**Records for this exercise:**
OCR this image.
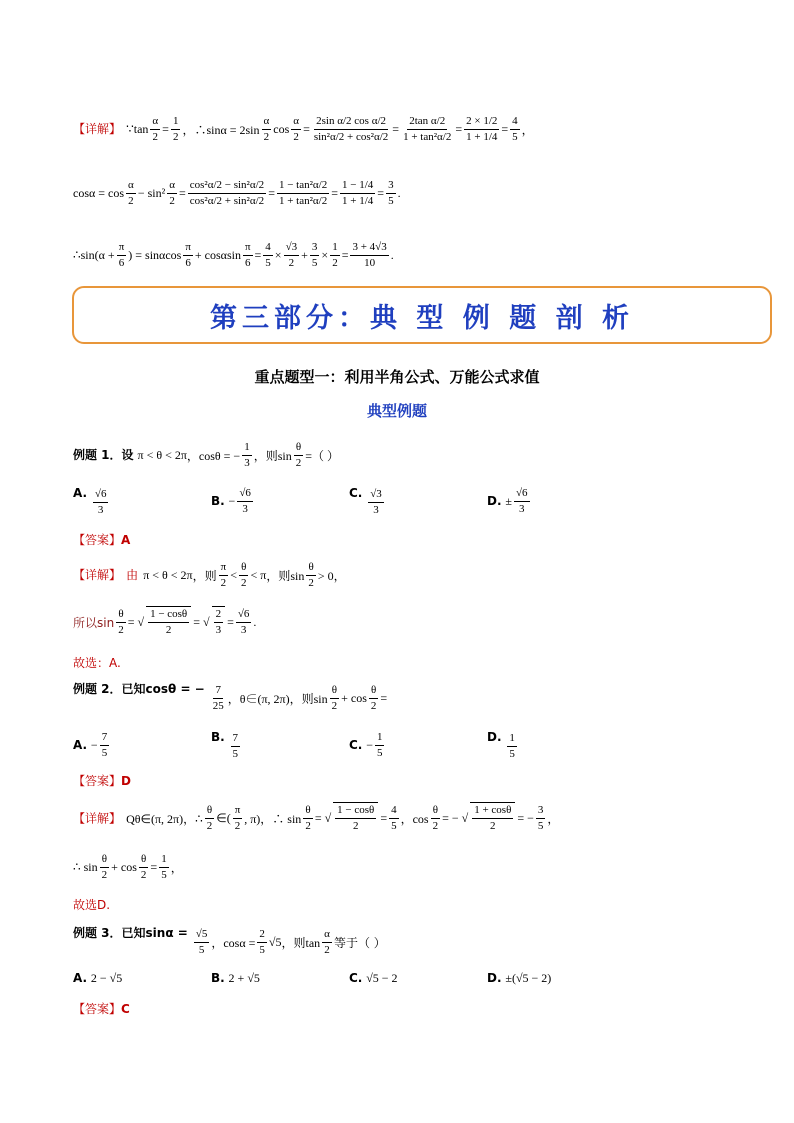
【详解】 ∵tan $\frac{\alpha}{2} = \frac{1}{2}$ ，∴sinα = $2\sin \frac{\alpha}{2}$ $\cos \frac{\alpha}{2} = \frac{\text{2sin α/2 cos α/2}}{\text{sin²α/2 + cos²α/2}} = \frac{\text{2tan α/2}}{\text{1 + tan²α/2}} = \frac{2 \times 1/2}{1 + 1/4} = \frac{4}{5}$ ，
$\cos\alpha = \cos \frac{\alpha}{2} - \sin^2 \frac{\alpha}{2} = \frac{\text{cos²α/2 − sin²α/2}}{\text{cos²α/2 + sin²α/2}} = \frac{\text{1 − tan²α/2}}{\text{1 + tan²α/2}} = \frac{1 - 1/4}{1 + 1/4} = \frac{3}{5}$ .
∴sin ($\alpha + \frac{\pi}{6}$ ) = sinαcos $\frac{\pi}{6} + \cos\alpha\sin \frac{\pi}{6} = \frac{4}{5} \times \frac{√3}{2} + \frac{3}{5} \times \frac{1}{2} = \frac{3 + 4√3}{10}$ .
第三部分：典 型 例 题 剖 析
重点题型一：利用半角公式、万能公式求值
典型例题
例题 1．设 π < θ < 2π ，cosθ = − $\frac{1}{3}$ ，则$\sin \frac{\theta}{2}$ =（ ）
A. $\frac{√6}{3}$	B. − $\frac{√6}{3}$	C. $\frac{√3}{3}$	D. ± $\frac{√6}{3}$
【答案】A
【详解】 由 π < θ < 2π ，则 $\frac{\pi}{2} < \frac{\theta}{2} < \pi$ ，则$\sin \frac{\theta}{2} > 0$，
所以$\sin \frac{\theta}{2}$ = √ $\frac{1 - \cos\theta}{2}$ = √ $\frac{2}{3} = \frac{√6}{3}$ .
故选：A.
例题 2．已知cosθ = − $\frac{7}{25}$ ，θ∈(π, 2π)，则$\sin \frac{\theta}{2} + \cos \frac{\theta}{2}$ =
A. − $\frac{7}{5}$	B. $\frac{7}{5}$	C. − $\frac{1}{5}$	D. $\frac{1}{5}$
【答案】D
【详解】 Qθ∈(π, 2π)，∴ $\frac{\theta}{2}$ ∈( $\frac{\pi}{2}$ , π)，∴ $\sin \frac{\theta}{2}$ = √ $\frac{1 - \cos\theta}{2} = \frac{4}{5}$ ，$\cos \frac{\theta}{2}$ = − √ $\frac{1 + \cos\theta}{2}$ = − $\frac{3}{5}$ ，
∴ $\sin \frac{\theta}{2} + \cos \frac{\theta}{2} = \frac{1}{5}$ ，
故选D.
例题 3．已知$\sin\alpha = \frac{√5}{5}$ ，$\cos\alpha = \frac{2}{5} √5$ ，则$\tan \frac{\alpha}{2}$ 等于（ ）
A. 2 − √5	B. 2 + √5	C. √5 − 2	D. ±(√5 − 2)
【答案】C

* * *

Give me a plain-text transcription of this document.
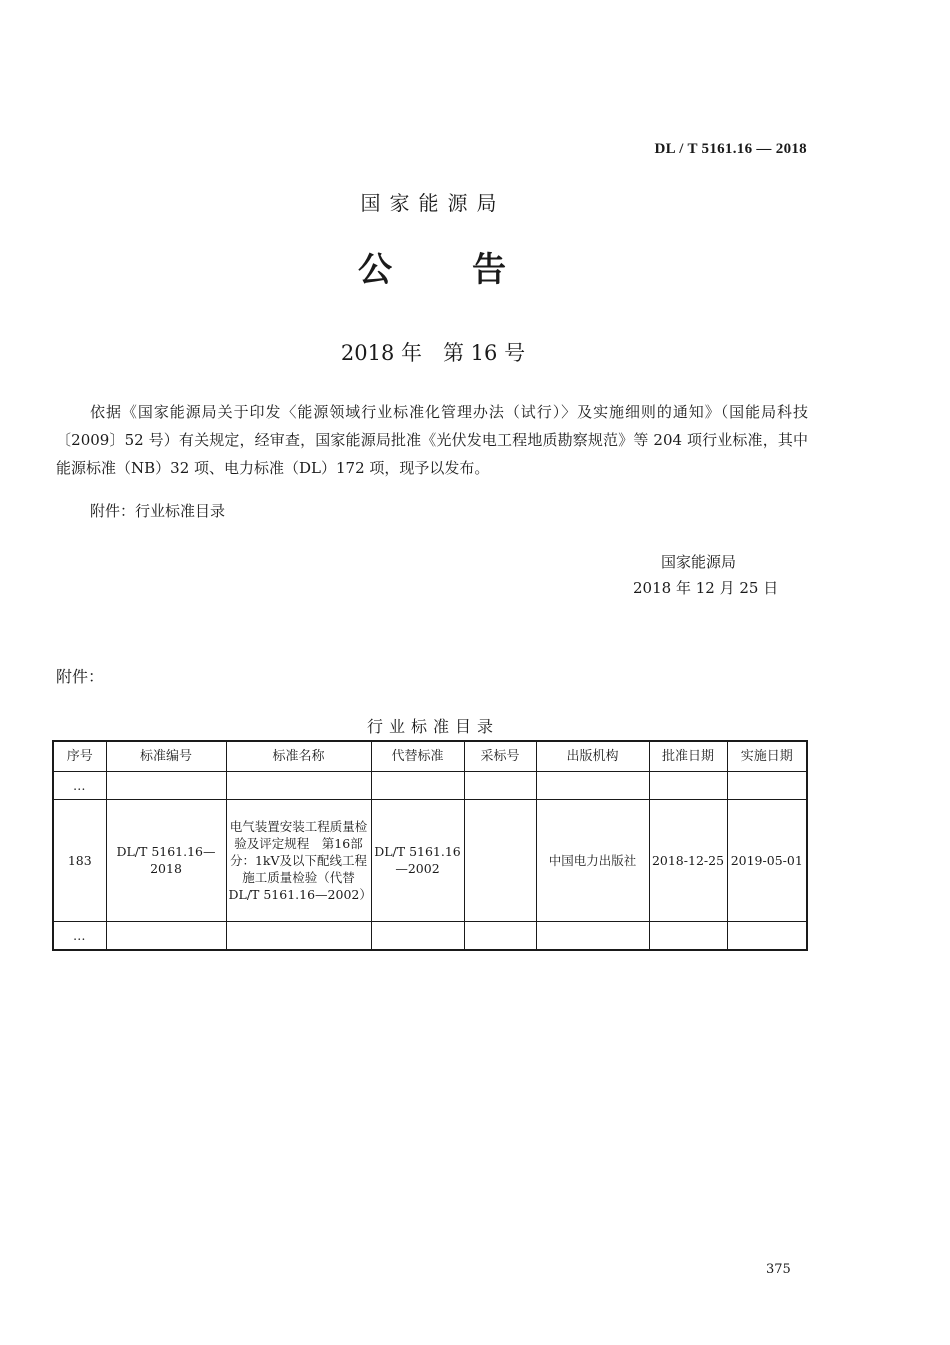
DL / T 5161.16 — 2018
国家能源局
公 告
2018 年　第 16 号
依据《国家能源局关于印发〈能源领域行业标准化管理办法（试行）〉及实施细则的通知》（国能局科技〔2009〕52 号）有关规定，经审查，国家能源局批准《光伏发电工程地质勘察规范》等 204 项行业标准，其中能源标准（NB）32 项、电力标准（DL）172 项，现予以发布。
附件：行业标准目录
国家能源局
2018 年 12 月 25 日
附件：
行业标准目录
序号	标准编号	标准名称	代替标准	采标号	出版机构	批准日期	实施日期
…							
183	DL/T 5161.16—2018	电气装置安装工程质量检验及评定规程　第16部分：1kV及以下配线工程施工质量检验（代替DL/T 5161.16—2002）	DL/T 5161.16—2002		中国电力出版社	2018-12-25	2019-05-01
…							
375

**The task:** Copy out each line of the records that holds the string "tan²α".

**Expected answer:**
【详解】 ∵tan $\frac{\alpha}{2} = \frac{1}{2}$ ，∴sinα = $2\sin \frac{\alpha}{2}$ $\cos \frac{\alpha}{2} = \frac{\text{2sin α/2 cos α/2}}{\text{sin²α/2 + cos²α/2}} = \frac{\text{2tan α/2}}{\text{1 + tan²α/2}} = \frac{2 \times 1/2}{1 + 1/4} = \frac{4}{5}$ ，
$\cos\alpha = \cos \frac{\alpha}{2} - \sin^2 \frac{\alpha}{2} = \frac{\text{cos²α/2 − sin²α/2}}{\text{cos²α/2 + sin²α/2}} = \frac{\text{1 − tan²α/2}}{\text{1 + tan²α/2}} = \frac{1 - 1/4}{1 + 1/4} = \frac{3}{5}$ .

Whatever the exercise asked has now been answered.